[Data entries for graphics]
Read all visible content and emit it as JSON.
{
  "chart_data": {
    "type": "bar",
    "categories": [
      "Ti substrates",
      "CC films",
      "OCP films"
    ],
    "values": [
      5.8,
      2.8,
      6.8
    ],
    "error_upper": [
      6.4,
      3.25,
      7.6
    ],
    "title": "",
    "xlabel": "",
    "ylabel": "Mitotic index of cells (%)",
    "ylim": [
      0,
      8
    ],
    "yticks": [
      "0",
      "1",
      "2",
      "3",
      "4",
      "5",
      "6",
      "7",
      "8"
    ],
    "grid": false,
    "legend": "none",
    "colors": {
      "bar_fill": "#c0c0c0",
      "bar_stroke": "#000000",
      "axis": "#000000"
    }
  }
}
==
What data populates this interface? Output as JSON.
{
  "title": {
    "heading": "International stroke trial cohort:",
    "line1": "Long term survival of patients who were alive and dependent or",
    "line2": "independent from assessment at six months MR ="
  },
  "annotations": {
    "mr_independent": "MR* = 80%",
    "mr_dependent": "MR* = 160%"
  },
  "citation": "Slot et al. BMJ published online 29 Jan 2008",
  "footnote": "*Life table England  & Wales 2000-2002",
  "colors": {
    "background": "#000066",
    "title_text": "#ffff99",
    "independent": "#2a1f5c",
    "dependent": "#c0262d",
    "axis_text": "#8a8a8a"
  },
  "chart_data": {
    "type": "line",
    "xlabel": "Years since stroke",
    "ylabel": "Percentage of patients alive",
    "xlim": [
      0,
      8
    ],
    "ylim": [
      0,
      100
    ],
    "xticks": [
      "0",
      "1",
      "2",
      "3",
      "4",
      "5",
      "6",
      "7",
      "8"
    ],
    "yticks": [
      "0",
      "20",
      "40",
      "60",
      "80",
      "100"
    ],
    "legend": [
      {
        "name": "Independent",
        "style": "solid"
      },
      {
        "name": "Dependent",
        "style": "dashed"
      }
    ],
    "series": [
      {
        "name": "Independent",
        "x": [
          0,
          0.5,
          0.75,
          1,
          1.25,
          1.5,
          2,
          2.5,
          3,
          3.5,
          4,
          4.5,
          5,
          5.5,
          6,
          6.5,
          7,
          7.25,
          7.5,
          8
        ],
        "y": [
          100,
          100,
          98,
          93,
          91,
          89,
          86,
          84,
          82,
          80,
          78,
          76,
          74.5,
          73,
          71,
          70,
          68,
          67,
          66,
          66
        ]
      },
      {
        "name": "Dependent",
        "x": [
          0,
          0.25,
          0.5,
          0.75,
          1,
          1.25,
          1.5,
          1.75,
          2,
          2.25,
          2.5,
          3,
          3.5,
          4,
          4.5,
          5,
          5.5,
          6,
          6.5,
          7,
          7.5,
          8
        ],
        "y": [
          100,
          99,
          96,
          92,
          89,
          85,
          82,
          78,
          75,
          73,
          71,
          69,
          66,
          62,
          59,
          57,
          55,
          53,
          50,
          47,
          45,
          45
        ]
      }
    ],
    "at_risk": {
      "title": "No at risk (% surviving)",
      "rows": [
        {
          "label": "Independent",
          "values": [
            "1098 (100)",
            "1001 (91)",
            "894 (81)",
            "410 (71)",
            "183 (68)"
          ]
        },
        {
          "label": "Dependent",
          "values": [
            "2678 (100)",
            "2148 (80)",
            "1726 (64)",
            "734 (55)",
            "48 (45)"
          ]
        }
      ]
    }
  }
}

## WORK INSTRUCTION
For the records above, give the number of lines that include the string "ylabel", with nothing added.

## YOUR RESPONSE
2